EXTRACTED TEXT:
[Start of Attachment]

Cells and heart tissues were lysed in RIPA buffer that included a protease inhibitor cocktail, phenylmethylsulfonyl fluoride, and phosphatase inhibitors. Tissue lysates were clarified via centrifugation at 15,000 × g for 15 min at 4 °C. The protein concentration was measured with a bicinchoninic acid protein assay kit (Solarbio, Wuhan, China). The sample proteins were separated by 10% SDS‒PAGE and transferred to PVDF membranes (Millipore, USA), which was blocked with 5% nonfat milk for 90 min at room temperature. The membranes were individually incubated overnight with antibodies at 4 °C and then with the appropriate secondary antibodies for 60 min at room temperature.

Primary antibodies against BRD4 (Abcam; ab75898; 1:1000), ANP (Abcam; ab225844; 1:1000), BNP (Abcam; ab239510; 1:1000), histone H3 (Abcam; ab176842; 1:1000), acetyl histone H3K122 (Abcam; ab33309; 1:1000), RNA Pol II phosphorylation on serine 2 (Abcam; ab193468; 1:5000), RNA Pol II (CST; 2629; 1:1000), Nox4 (Proteintech, 14347-1-AP; 1:1000), and GAPDH (Proteintech, 60004-1-Ig; 1:10000) were used in this study. HRP-conjugated anti-rabbit IgG (cat. no. ZB-2301) and anti-mouse IgG (cat. ZB-2305) were purchased from the ZSGB Bioengineering Institute (Beijing, China).

Immunoreactive bands were detected using an ECL chemiluminescent substrate kit (NCM Biotech, P10300) and visualised using a chemiluminescence imager OmegaLum W (Minneapolis, MN, USA). Protein expression was quantified with ImageJ software (National Institutes of Health, Bethesda, MD) and normalised to that of GAPDH.

Real-time fluorescent quantitative PCR (qRT‒PCR) analysis

Total RNA from mouse heart tissues and cells was extracted with an Eastep Super Total RNA Extraction Kit (Omega Bio-Tek), and cDNA was synthesised with a reverse transcription kit (Generay Biotech, Shanghai, China) according to the respective manufacturer’s instructions. Real-time PCR was performed using quantitative SYBR green PCR mix (Bio–Rad). The levels of target mRNAs were normalised to the level of GAPDH expression following the 2−ΔΔCt method. All primers used in this study are listed in Supporting Information Table 2.

[End of Attachment]

EXCERPTED RECORDS:
[Start of Attachment]

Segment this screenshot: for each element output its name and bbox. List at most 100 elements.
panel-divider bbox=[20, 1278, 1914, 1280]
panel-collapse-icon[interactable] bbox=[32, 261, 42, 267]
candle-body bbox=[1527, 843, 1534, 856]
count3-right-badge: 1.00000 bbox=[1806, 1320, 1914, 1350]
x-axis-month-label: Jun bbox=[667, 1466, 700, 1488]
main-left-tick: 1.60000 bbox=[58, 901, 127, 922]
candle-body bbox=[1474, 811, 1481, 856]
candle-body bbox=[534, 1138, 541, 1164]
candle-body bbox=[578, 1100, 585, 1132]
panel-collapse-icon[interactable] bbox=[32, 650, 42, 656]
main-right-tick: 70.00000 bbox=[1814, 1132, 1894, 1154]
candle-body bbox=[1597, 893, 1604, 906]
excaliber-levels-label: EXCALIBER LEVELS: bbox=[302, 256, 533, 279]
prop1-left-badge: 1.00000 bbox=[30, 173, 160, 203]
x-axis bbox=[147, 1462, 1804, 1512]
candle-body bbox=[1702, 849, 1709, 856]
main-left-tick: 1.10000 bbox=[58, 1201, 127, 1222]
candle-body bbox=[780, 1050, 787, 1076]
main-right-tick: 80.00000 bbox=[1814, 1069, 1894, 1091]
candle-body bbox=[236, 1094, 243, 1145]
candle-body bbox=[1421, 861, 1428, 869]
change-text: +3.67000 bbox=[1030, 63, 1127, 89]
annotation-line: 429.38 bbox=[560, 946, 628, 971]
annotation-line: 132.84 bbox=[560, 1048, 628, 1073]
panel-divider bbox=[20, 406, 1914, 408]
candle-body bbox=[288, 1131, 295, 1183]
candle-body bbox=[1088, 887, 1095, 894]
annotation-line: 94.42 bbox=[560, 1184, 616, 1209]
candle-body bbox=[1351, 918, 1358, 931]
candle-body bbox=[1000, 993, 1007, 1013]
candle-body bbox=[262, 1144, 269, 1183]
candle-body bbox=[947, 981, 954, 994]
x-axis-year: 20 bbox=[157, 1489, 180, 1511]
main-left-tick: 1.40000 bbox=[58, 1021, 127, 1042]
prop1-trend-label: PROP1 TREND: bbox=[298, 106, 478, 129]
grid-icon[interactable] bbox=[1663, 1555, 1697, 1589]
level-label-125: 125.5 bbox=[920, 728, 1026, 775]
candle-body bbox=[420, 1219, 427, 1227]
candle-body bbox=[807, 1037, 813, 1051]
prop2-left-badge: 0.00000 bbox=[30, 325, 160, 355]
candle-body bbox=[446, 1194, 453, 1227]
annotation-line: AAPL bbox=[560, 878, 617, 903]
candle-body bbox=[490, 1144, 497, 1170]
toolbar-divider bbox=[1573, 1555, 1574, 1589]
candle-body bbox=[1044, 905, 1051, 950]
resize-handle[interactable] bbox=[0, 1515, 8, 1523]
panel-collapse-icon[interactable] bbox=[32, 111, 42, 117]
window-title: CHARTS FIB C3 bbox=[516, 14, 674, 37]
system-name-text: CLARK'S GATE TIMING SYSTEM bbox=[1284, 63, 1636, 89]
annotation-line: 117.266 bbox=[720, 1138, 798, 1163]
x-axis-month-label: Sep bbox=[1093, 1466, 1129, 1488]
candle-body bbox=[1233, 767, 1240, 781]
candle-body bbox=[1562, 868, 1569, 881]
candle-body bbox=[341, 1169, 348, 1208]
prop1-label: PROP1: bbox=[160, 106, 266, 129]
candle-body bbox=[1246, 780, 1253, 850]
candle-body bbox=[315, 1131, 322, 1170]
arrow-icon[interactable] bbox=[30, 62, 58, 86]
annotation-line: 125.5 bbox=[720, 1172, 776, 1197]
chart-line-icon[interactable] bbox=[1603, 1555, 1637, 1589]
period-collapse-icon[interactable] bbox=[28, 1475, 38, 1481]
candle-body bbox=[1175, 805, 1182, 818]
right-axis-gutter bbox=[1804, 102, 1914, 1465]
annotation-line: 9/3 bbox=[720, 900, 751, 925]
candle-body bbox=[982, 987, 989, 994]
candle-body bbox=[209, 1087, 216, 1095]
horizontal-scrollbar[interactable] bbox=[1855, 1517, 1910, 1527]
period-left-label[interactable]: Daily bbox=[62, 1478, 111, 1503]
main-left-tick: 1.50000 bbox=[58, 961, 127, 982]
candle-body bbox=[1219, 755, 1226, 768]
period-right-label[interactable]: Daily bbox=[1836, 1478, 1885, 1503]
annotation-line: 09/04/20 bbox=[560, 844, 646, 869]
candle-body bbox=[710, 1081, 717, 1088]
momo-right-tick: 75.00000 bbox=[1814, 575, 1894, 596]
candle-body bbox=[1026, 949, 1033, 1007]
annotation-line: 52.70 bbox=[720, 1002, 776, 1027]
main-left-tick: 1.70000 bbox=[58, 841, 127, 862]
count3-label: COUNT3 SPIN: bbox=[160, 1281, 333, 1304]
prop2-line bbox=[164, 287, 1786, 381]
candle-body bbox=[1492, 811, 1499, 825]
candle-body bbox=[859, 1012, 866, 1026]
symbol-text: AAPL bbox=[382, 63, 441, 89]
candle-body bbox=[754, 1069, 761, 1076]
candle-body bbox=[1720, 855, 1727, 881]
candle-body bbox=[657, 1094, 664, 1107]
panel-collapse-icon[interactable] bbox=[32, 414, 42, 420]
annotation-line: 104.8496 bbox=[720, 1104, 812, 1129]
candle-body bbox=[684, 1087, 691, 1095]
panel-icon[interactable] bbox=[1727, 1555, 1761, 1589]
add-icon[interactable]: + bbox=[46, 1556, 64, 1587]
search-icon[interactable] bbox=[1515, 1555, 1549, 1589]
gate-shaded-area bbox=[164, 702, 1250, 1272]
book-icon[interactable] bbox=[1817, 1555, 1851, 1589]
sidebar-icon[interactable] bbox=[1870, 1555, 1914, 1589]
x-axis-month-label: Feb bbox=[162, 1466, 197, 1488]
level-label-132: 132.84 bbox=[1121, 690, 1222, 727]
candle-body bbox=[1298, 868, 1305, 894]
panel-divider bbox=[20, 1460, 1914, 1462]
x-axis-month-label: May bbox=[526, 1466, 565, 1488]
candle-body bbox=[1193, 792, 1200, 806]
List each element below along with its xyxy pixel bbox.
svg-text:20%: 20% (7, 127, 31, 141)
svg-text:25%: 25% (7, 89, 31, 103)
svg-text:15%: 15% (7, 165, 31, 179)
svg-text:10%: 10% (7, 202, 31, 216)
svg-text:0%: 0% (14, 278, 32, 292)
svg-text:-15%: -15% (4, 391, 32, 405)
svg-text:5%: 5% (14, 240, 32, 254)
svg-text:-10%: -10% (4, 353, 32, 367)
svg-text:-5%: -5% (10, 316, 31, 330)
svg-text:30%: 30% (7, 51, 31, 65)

[End of Attachment]

ASSIGNED TASK 1:
Name every kit mentioned in the methods passage and give the supplier stated for each.
ASSIGNED TASK 2:
Reproduce word for word everything in the methods passage from "Total RNA from" down to "Information Table 2.".
The records are unrelated to the methods passage.

EXERCISE RESPONSE 1:
- Bicinchoninic acid protein assay kit (Solarbio, Wuhan, China)
- ECL chemiluminescent substrate kit (NCM Biotech, P10300)
- Eastep Super Total RNA Extraction Kit (Omega Bio-Tek)
- Reverse transcription kit (Generay Biotech, Shanghai, China)

EXERCISE RESPONSE 2:
Total RNA from mouse heart tissues and cells was extracted with an Eastep Super Total RNA Extraction Kit (Omega Bio-Tek), and cDNA was synthesised with a reverse transcription kit (Generay Biotech, Shanghai, China) according to the respective manufacturer’s instructions. Real-time PCR was performed using quantitative SYBR green PCR mix (Bio–Rad). The levels of target mRNAs were normalised to the level of GAPDH expression following the 2−ΔΔCt method. All primers used in this study are listed in Supporting Information Table 2.